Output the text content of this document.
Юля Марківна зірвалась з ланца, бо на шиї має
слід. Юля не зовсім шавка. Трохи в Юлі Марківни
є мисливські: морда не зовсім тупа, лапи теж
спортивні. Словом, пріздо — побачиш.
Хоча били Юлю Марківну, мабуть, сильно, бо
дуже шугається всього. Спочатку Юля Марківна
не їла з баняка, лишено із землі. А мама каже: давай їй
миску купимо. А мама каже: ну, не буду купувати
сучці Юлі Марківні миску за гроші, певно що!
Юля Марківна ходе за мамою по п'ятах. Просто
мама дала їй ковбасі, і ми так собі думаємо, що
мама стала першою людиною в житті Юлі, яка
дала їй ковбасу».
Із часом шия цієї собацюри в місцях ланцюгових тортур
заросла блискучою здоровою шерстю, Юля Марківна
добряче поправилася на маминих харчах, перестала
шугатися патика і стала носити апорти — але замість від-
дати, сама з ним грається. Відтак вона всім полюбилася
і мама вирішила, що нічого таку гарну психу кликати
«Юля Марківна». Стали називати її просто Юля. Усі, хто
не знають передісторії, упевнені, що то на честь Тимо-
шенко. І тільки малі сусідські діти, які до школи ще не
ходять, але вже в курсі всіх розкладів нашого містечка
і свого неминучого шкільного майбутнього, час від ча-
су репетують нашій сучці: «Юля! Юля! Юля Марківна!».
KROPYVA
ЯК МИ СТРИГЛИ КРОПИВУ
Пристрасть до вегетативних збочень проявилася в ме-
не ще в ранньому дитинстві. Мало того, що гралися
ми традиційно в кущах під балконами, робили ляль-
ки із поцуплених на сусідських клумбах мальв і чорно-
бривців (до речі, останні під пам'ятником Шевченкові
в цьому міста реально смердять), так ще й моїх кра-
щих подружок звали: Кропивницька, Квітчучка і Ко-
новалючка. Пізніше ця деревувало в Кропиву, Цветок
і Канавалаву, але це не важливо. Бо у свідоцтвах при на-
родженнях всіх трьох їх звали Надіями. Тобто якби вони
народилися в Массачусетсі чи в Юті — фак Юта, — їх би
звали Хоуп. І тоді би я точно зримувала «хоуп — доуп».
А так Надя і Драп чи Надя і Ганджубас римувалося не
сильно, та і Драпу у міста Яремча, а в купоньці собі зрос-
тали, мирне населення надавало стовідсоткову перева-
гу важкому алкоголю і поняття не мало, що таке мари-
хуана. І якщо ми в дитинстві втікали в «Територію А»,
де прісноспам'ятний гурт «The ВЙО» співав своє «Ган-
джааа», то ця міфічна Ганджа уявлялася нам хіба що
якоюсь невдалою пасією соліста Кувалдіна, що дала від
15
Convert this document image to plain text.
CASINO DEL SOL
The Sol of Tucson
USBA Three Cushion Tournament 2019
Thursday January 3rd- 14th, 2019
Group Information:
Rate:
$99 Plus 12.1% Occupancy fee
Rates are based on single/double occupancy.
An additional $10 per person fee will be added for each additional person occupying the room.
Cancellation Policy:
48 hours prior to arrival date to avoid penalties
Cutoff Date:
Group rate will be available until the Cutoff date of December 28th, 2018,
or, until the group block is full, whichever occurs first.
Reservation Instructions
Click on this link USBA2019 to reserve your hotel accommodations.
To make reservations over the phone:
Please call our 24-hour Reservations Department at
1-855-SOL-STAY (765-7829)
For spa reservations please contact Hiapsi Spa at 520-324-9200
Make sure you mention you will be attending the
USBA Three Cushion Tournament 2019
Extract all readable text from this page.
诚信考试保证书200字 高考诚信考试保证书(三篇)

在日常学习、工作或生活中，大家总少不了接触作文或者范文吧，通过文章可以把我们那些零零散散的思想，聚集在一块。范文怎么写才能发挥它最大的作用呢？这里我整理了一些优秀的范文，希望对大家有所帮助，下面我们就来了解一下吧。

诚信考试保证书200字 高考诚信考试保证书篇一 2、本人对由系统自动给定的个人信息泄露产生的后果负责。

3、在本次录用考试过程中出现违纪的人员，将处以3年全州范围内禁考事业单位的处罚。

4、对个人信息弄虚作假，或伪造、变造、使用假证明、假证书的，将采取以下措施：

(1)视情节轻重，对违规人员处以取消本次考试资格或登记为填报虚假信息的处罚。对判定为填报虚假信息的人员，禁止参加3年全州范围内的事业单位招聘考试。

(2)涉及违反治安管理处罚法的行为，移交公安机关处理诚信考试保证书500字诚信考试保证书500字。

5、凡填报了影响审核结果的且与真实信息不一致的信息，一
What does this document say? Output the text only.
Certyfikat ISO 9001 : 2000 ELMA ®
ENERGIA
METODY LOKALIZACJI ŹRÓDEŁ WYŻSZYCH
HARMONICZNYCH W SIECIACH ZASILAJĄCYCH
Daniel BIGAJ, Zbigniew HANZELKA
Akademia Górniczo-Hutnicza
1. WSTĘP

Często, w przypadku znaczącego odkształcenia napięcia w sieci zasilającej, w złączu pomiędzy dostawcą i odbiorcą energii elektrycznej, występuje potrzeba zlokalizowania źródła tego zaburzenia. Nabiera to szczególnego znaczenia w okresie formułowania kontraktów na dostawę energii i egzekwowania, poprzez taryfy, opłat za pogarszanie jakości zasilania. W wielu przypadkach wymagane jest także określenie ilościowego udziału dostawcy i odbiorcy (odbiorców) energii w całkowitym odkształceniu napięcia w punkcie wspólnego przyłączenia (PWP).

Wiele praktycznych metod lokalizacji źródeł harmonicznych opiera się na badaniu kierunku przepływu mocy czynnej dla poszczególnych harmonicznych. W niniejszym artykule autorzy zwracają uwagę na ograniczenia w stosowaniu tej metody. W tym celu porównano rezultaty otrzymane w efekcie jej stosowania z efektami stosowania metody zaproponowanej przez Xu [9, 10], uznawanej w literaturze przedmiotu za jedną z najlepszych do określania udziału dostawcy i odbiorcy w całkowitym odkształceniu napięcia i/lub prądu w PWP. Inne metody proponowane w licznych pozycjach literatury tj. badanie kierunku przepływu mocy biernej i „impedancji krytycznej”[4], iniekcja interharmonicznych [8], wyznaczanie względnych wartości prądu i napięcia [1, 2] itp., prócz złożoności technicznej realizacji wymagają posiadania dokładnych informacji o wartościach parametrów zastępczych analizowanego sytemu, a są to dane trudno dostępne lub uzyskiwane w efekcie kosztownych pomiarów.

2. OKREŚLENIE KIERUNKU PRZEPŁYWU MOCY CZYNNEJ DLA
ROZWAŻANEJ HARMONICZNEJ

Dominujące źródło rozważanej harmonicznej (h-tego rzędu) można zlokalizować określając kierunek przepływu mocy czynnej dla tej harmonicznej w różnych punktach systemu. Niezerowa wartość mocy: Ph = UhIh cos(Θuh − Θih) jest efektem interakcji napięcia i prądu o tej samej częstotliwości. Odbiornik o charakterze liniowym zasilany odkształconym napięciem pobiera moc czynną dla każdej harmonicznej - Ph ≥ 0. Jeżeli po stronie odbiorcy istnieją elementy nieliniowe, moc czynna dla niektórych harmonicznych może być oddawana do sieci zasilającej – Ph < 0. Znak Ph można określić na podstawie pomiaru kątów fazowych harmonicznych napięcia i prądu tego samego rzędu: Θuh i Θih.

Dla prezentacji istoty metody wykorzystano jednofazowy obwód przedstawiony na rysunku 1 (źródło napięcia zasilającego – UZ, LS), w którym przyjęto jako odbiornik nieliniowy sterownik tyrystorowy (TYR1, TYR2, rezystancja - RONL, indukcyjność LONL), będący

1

**PROBLEM TO WORK ON**
Restate the data above word for word, please.

**OUTPUT FOR THIS TASK**
Output the text content of this document.
Юля Марківна зірвалась з ланца, бо на шиї має
слід. Юля не зовсім шавка. Трохи в Юлі Марківни
є мисливські: морда не зовсім тупа, лапи теж
спортивні. Словом, пріздо — побачиш.
Хоча били Юлю Марківну, мабуть, сильно, бо
дуже шугається всього. Спочатку Юля Марківна
не їла з баняка, лишено із землі. А мама каже: давай їй
миску купимо. А мама каже: ну, не буду купувати
сучці Юлі Марківні миску за гроші, певно що!
Юля Марківна ходе за мамою по п'ятах. Просто
мама дала їй ковбасі, і ми так собі думаємо, що
мама стала першою людиною в житті Юлі, яка
дала їй ковбасу».
Із часом шия цієї собацюри в місцях ланцюгових тортур
заросла блискучою здоровою шерстю, Юля Марківна
добряче поправилася на маминих харчах, перестала
шугатися патика і стала носити апорти — але замість від-
дати, сама з ним грається. Відтак вона всім полюбилася
і мама вирішила, що нічого таку гарну психу кликати
«Юля Марківна». Стали називати її просто Юля. Усі, хто
не знають передісторії, упевнені, що то на честь Тимо-
шенко. І тільки малі сусідські діти, які до школи ще не
ходять, але вже в курсі всіх розкладів нашого містечка
і свого неминучого шкільного майбутнього, час від ча-
су репетують нашій сучці: «Юля! Юля! Юля Марківна!».
KROPYVA
ЯК МИ СТРИГЛИ КРОПИВУ
Пристрасть до вегетативних збочень проявилася в ме-
не ще в ранньому дитинстві. Мало того, що гралися
ми традиційно в кущах під балконами, робили ляль-
ки із поцуплених на сусідських клумбах мальв і чорно-
бривців (до речі, останні під пам'ятником Шевченкові
в цьому міста реально смердять), так ще й моїх кра-
щих подружок звали: Кропивницька, Квітчучка і Ко-
новалючка. Пізніше ця деревувало в Кропиву, Цветок
і Канавалаву, але це не важливо. Бо у свідоцтвах при на-
родженнях всіх трьох їх звали Надіями. Тобто якби вони
народилися в Массачусетсі чи в Юті — фак Юта, — їх би
звали Хоуп. І тоді би я точно зримувала «хоуп — доуп».
А так Надя і Драп чи Надя і Ганджубас римувалося не
сильно, та і Драпу у міста Яремча, а в купоньці собі зрос-
тали, мирне населення надавало стовідсоткову перева-
гу важкому алкоголю і поняття не мало, що таке мари-
хуана. І якщо ми в дитинстві втікали в «Територію А»,
де прісноспам'ятний гурт «The ВЙО» співав своє «Ган-
джааа», то ця міфічна Ганджа уявлялася нам хіба що
якоюсь невдалою пасією соліста Кувалдіна, що дала від
15
Convert this document image to plain text.
CASINO DEL SOL
The Sol of Tucson
USBA Three Cushion Tournament 2019
Thursday January 3rd- 14th, 2019
Group Information:
Rate:
$99 Plus 12.1% Occupancy fee
Rates are based on single/double occupancy.
An additional $10 per person fee will be added for each additional person occupying the room.
Cancellation Policy:
48 hours prior to arrival date to avoid penalties
Cutoff Date:
Group rate will be available until the Cutoff date of December 28th, 2018,
or, until the group block is full, whichever occurs first.
Reservation Instructions
Click on this link USBA2019 to reserve your hotel accommodations.
To make reservations over the phone:
Please call our 24-hour Reservations Department at
1-855-SOL-STAY (765-7829)
For spa reservations please contact Hiapsi Spa at 520-324-9200
Make sure you mention you will be attending the
USBA Three Cushion Tournament 2019
Extract all readable text from this page.
诚信考试保证书200字 高考诚信考试保证书(三篇)

在日常学习、工作或生活中，大家总少不了接触作文或者范文吧，通过文章可以把我们那些零零散散的思想，聚集在一块。范文怎么写才能发挥它最大的作用呢？这里我整理了一些优秀的范文，希望对大家有所帮助，下面我们就来了解一下吧。

诚信考试保证书200字 高考诚信考试保证书篇一 2、本人对由系统自动给定的个人信息泄露产生的后果负责。

3、在本次录用考试过程中出现违纪的人员，将处以3年全州范围内禁考事业单位的处罚。

4、对个人信息弄虚作假，或伪造、变造、使用假证明、假证书的，将采取以下措施：

(1)视情节轻重，对违规人员处以取消本次考试资格或登记为填报虚假信息的处罚。对判定为填报虚假信息的人员，禁止参加3年全州范围内的事业单位招聘考试。

(2)涉及违反治安管理处罚法的行为，移交公安机关处理诚信考试保证书500字诚信考试保证书500字。

5、凡填报了影响审核结果的且与真实信息不一致的信息，一
What does this document say? Output the text only.
Certyfikat ISO 9001 : 2000 ELMA ®
ENERGIA
METODY LOKALIZACJI ŹRÓDEŁ WYŻSZYCH
HARMONICZNYCH W SIECIACH ZASILAJĄCYCH
Daniel BIGAJ, Zbigniew HANZELKA
Akademia Górniczo-Hutnicza
1. WSTĘP

Często, w przypadku znaczącego odkształcenia napięcia w sieci zasilającej, w złączu pomiędzy dostawcą i odbiorcą energii elektrycznej, występuje potrzeba zlokalizowania źródła tego zaburzenia. Nabiera to szczególnego znaczenia w okresie formułowania kontraktów na dostawę energii i egzekwowania, poprzez taryfy, opłat za pogarszanie jakości zasilania. W wielu przypadkach wymagane jest także określenie ilościowego udziału dostawcy i odbiorcy (odbiorców) energii w całkowitym odkształceniu napięcia w punkcie wspólnego przyłączenia (PWP).

Wiele praktycznych metod lokalizacji źródeł harmonicznych opiera się na badaniu kierunku przepływu mocy czynnej dla poszczególnych harmonicznych. W niniejszym artykule autorzy zwracają uwagę na ograniczenia w stosowaniu tej metody. W tym celu porównano rezultaty otrzymane w efekcie jej stosowania z efektami stosowania metody zaproponowanej przez Xu [9, 10], uznawanej w literaturze przedmiotu za jedną z najlepszych do określania udziału dostawcy i odbiorcy w całkowitym odkształceniu napięcia i/lub prądu w PWP. Inne metody proponowane w licznych pozycjach literatury tj. badanie kierunku przepływu mocy biernej i „impedancji krytycznej”[4], iniekcja interharmonicznych [8], wyznaczanie względnych wartości prądu i napięcia [1, 2] itp., prócz złożoności technicznej realizacji wymagają posiadania dokładnych informacji o wartościach parametrów zastępczych analizowanego sytemu, a są to dane trudno dostępne lub uzyskiwane w efekcie kosztownych pomiarów.

2. OKREŚLENIE KIERUNKU PRZEPŁYWU MOCY CZYNNEJ DLA
ROZWAŻANEJ HARMONICZNEJ

Dominujące źródło rozważanej harmonicznej (h-tego rzędu) można zlokalizować określając kierunek przepływu mocy czynnej dla tej harmonicznej w różnych punktach systemu. Niezerowa wartość mocy: Ph = UhIh cos(Θuh − Θih) jest efektem interakcji napięcia i prądu o tej samej częstotliwości. Odbiornik o charakterze liniowym zasilany odkształconym napięciem pobiera moc czynną dla każdej harmonicznej - Ph ≥ 0. Jeżeli po stronie odbiorcy istnieją elementy nieliniowe, moc czynna dla niektórych harmonicznych może być oddawana do sieci zasilającej – Ph < 0. Znak Ph można określić na podstawie pomiaru kątów fazowych harmonicznych napięcia i prądu tego samego rzędu: Θuh i Θih.

Dla prezentacji istoty metody wykorzystano jednofazowy obwód przedstawiony na rysunku 1 (źródło napięcia zasilającego – UZ, LS), w którym przyjęto jako odbiornik nieliniowy sterownik tyrystorowy (TYR1, TYR2, rezystancja - RONL, indukcyjność LONL), będący

1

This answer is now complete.